INFORMATION SUPPLIED:

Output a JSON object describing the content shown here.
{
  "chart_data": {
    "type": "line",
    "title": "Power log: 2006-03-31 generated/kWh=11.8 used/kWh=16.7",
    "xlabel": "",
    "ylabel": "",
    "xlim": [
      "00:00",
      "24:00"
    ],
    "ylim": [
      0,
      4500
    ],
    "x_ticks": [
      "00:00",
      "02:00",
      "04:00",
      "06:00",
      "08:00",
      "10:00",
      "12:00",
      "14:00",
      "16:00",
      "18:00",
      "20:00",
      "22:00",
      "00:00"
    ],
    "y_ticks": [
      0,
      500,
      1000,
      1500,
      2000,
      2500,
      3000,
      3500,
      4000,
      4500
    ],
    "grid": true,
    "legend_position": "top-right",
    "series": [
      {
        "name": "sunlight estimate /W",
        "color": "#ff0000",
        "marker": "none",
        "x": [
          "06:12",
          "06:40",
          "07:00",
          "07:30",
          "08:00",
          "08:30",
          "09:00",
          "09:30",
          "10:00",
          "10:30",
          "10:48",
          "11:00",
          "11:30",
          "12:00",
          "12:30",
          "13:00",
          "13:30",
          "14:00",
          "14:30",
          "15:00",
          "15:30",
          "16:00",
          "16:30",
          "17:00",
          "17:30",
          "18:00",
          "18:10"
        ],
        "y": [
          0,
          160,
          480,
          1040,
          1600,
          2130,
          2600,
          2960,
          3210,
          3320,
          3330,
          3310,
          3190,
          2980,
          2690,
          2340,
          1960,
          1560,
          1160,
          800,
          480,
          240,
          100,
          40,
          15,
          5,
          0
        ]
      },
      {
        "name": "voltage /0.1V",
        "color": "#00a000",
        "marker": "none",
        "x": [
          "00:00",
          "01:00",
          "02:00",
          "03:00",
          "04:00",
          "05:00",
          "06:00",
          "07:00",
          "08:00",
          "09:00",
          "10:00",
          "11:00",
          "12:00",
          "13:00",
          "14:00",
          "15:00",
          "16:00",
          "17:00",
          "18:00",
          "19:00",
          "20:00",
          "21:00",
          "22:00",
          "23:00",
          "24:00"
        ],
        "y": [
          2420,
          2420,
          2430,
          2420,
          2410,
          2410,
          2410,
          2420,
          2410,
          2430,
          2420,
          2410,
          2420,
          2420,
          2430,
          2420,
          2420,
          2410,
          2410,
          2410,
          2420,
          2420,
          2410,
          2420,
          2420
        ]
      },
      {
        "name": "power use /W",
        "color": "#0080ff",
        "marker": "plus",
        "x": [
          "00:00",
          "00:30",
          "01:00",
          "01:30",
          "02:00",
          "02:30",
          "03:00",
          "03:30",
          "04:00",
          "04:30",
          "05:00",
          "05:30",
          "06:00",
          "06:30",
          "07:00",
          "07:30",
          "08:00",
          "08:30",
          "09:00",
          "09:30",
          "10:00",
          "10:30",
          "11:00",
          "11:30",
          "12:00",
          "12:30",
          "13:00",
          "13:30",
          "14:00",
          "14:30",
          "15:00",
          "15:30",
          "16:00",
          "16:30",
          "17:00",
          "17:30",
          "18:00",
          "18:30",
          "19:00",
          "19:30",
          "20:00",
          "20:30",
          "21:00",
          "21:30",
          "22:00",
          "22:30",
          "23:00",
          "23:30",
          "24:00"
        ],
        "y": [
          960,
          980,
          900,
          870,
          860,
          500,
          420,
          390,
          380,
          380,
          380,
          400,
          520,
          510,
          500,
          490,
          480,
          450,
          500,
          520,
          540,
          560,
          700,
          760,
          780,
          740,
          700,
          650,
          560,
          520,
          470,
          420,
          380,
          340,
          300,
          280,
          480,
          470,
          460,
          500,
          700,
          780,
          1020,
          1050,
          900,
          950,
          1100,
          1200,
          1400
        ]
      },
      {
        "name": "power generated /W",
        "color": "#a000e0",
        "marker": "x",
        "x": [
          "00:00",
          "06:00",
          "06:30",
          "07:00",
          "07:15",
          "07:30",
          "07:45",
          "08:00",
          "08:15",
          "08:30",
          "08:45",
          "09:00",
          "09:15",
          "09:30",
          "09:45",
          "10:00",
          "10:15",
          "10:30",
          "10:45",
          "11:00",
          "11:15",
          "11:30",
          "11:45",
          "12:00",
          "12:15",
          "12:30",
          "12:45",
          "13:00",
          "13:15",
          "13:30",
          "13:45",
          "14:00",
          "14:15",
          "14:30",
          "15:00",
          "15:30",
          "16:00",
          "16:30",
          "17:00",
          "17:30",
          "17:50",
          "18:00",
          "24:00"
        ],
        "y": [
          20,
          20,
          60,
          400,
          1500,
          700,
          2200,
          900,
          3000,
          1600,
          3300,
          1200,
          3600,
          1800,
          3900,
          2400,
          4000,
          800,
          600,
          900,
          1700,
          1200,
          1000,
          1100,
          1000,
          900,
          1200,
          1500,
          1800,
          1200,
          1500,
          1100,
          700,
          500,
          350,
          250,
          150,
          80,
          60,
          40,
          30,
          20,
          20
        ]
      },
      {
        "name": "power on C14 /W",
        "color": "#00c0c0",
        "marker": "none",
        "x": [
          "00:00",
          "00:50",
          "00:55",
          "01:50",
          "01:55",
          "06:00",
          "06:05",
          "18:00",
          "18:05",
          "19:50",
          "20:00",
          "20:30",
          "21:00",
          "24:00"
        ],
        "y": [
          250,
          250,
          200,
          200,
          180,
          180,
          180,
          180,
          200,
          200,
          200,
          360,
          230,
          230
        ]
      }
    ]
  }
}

GOAL OF THE EXERCISE:
Keep only those lines of the records that hold "color", and return them.

TASK ANSWER:
        "color": "#ff0000",
        "color": "#00a000",
        "color": "#0080ff",
        "color": "#a000e0",
        "color": "#00c0c0",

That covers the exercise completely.